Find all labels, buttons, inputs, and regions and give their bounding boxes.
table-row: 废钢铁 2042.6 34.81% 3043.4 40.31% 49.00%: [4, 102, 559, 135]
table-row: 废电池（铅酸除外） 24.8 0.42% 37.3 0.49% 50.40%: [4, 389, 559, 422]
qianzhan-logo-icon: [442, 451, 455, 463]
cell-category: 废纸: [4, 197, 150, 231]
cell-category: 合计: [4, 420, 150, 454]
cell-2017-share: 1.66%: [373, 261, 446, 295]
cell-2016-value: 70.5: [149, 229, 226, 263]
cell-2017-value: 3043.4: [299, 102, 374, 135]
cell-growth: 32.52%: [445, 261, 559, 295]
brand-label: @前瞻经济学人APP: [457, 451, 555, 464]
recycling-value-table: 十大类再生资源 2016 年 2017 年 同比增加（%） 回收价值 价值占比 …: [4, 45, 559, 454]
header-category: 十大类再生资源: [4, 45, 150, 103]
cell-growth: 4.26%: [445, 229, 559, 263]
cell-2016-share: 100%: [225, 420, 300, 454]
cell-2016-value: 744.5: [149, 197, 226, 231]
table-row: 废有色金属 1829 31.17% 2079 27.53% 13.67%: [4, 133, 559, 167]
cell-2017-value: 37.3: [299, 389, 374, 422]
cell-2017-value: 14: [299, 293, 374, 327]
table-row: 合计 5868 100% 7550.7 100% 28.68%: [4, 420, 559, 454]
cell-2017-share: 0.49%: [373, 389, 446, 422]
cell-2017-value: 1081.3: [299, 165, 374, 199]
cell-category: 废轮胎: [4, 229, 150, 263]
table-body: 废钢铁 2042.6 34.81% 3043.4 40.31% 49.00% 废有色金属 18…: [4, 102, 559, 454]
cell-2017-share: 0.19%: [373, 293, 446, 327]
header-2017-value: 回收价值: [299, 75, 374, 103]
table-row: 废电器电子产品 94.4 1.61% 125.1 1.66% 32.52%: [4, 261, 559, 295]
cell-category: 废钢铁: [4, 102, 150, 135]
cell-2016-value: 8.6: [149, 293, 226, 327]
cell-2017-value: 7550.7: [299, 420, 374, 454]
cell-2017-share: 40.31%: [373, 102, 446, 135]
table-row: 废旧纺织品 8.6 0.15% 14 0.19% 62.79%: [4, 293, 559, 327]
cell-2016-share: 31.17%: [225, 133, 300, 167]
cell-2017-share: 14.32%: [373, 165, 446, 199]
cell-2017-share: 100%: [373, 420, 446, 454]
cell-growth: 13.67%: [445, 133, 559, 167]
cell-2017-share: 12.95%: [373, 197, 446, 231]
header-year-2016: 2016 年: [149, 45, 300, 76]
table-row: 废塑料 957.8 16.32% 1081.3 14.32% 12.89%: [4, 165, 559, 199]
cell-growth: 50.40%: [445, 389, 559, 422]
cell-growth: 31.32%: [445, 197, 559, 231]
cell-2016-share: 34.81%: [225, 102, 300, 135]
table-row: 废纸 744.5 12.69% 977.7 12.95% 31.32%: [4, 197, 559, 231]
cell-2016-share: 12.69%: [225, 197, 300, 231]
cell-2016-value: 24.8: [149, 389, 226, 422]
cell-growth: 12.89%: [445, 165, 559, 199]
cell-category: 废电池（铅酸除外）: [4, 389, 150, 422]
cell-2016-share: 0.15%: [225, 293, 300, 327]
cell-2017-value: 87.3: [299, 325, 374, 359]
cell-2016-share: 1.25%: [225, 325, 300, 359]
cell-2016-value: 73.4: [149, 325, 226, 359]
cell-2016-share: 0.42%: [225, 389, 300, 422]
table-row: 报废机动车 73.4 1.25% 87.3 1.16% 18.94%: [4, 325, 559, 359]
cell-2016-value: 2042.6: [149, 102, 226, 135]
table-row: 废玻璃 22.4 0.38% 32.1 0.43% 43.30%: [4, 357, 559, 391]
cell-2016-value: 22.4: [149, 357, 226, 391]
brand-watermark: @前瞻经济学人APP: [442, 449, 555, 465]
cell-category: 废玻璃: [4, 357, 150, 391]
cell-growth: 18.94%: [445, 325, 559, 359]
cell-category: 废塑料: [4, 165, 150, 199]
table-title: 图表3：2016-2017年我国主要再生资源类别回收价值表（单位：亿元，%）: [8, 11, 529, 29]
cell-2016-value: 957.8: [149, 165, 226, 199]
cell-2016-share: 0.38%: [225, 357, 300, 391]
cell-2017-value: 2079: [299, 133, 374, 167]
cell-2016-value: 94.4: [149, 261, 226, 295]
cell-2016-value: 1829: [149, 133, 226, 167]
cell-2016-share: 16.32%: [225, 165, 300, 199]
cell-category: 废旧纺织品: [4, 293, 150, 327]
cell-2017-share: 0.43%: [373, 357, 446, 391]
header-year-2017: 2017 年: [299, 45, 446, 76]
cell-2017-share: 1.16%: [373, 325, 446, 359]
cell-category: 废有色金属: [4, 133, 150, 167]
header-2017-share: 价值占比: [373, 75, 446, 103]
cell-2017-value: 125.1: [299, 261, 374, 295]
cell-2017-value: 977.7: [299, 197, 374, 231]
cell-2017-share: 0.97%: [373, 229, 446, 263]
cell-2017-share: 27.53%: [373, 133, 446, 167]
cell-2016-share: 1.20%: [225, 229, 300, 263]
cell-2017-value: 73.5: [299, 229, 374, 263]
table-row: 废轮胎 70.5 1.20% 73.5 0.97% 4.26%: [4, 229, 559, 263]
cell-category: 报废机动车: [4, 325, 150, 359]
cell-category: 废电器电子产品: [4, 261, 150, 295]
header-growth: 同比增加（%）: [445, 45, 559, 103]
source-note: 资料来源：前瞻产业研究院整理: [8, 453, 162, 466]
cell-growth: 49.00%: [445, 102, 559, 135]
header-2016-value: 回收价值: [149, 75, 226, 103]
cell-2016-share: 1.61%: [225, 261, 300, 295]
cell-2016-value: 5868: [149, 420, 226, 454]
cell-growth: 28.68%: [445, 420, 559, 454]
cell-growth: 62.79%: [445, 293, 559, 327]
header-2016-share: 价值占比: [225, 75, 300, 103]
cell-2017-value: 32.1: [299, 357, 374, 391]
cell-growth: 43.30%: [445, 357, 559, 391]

★ ★ ★ ★ ★

_任务要求_
把上面的所有行转换成一个编号列表，空行不要保留。

_回答_
1. Find all labels, buttons, inputs, and regions and give their bounding boxes.
2. table-row: 废钢铁 2042.6 34.81% 3043.4 40.31% 49.00%: [4, 102, 559, 135]
3. table-row: 废电池（铅酸除外） 24.8 0.42% 37.3 0.49% 50.40%: [4, 389, 559, 422]
4. qianzhan-logo-icon: [442, 451, 455, 463]
5. cell-category: 废纸: [4, 197, 150, 231]
6. cell-category: 合计: [4, 420, 150, 454]
7. cell-2017-share: 1.66%: [373, 261, 446, 295]
8. cell-2016-value: 70.5: [149, 229, 226, 263]
9. cell-2017-value: 3043.4: [299, 102, 374, 135]
10. cell-growth: 32.52%: [445, 261, 559, 295]
11. brand-label: @前瞻经济学人APP: [457, 451, 555, 464]
12. recycling-value-table: 十大类再生资源 2016 年 2017 年 同比增加（%） 回收价值 价值占比 …: [4, 45, 559, 454]
13. header-category: 十大类再生资源: [4, 45, 150, 103]
14. cell-growth: 4.26%: [445, 229, 559, 263]
15. cell-2016-share: 100%: [225, 420, 300, 454]
16. cell-2016-value: 744.5: [149, 197, 226, 231]
17. table-row: 废有色金属 1829 31.17% 2079 27.53% 13.67%: [4, 133, 559, 167]
18. cell-2017-value: 37.3: [299, 389, 374, 422]
19. cell-2017-value: 14: [299, 293, 374, 327]
20. table-row: 合计 5868 100% 7550.7 100% 28.68%: [4, 420, 559, 454]
21. cell-2017-share: 0.49%: [373, 389, 446, 422]
22. cell-2017-value: 1081.3: [299, 165, 374, 199]
23. cell-category: 废轮胎: [4, 229, 150, 263]
24. table-body: 废钢铁 2042.6 34.81% 3043.4 40.31% 49.00% 废有色金属 18…: [4, 102, 559, 454]
25. cell-2017-share: 0.19%: [373, 293, 446, 327]
26. header-2017-value: 回收价值: [299, 75, 374, 103]
27. table-row: 废电器电子产品 94.4 1.61% 125.1 1.66% 32.52%: [4, 261, 559, 295]
28. cell-category: 废钢铁: [4, 102, 150, 135]
29. cell-2016-value: 8.6: [149, 293, 226, 327]
30. cell-2017-value: 7550.7: [299, 420, 374, 454]
31. cell-2017-share: 40.31%: [373, 102, 446, 135]
32. table-row: 废旧纺织品 8.6 0.15% 14 0.19% 62.79%: [4, 293, 559, 327]
33. cell-2016-share: 31.17%: [225, 133, 300, 167]
34. cell-2017-share: 14.32%: [373, 165, 446, 199]
35. cell-2017-share: 100%: [373, 420, 446, 454]
36. cell-growth: 13.67%: [445, 133, 559, 167]
37. cell-2017-share: 12.95%: [373, 197, 446, 231]
38. header-year-2016: 2016 年: [149, 45, 300, 76]
39. table-row: 废塑料 957.8 16.32% 1081.3 14.32% 12.89%: [4, 165, 559, 199]
40. cell-growth: 50.40%: [445, 389, 559, 422]
41. cell-growth: 31.32%: [445, 197, 559, 231]
42. cell-2016-share: 34.81%: [225, 102, 300, 135]
43. table-row: 废纸 744.5 12.69% 977.7 12.95% 31.32%: [4, 197, 559, 231]
44. cell-2016-share: 12.69%: [225, 197, 300, 231]
45. cell-2016-value: 24.8: [149, 389, 226, 422]
46. cell-growth: 12.89%: [445, 165, 559, 199]
47. cell-category: 废电池（铅酸除外）: [4, 389, 150, 422]
48. cell-2016-share: 0.15%: [225, 293, 300, 327]
49. cell-2017-value: 87.3: [299, 325, 374, 359]
50. cell-2016-share: 1.25%: [225, 325, 300, 359]
51. cell-2016-value: 73.4: [149, 325, 226, 359]
52. cell-2016-share: 0.42%: [225, 389, 300, 422]
53. table-row: 报废机动车 73.4 1.25% 87.3 1.16% 18.94%: [4, 325, 559, 359]
54. cell-2016-value: 2042.6: [149, 102, 226, 135]
55. table-row: 废玻璃 22.4 0.38% 32.1 0.43% 43.30%: [4, 357, 559, 391]
56. cell-2016-value: 22.4: [149, 357, 226, 391]
57. brand-watermark: @前瞻经济学人APP: [442, 449, 555, 465]
58. cell-category: 废玻璃: [4, 357, 150, 391]
59. cell-growth: 18.94%: [445, 325, 559, 359]
60. cell-category: 废塑料: [4, 165, 150, 199]
61. table-title: 图表3：2016-2017年我国主要再生资源类别回收价值表（单位：亿元，%）: [8, 11, 529, 29]
62. cell-2016-value: 957.8: [149, 165, 226, 199]
63. cell-2016-share: 0.38%: [225, 357, 300, 391]
64. cell-2017-value: 2079: [299, 133, 374, 167]
65. cell-2016-value: 94.4: [149, 261, 226, 295]
66. cell-2016-value: 1829: [149, 133, 226, 167]
67. cell-2016-share: 16.32%: [225, 165, 300, 199]
68. cell-category: 废旧纺织品: [4, 293, 150, 327]
69. cell-2017-share: 0.43%: [373, 357, 446, 391]
70. header-year-2017: 2017 年: [299, 45, 446, 76]
71. cell-2017-share: 1.16%: [373, 325, 446, 359]
72. cell-category: 废有色金属: [4, 133, 150, 167]
73. header-2017-share: 价值占比: [373, 75, 446, 103]
74. cell-2017-value: 125.1: [299, 261, 374, 295]
75. cell-2017-value: 977.7: [299, 197, 374, 231]
76. cell-2017-share: 0.97%: [373, 229, 446, 263]
77. cell-2017-share: 27.53%: [373, 133, 446, 167]
78. cell-2016-share: 1.20%: [225, 229, 300, 263]
79. cell-2017-value: 73.5: [299, 229, 374, 263]
80. table-row: 废轮胎 70.5 1.20% 73.5 0.97% 4.26%: [4, 229, 559, 263]
81. cell-category: 报废机动车: [4, 325, 150, 359]
82. cell-category: 废电器电子产品: [4, 261, 150, 295]
83. header-growth: 同比增加（%）: [445, 45, 559, 103]
84. source-note: 资料来源：前瞻产业研究院整理: [8, 453, 162, 466]
85. cell-growth: 49.00%: [445, 102, 559, 135]
86. header-2016-value: 回收价值: [149, 75, 226, 103]
87. cell-2016-share: 1.61%: [225, 261, 300, 295]
88. cell-2016-value: 5868: [149, 420, 226, 454]
89. cell-growth: 28.68%: [445, 420, 559, 454]
90. cell-growth: 62.79%: [445, 293, 559, 327]
91. header-2016-share: 价值占比: [225, 75, 300, 103]
92. cell-2017-value: 32.1: [299, 357, 374, 391]
93. cell-growth: 43.30%: [445, 357, 559, 391]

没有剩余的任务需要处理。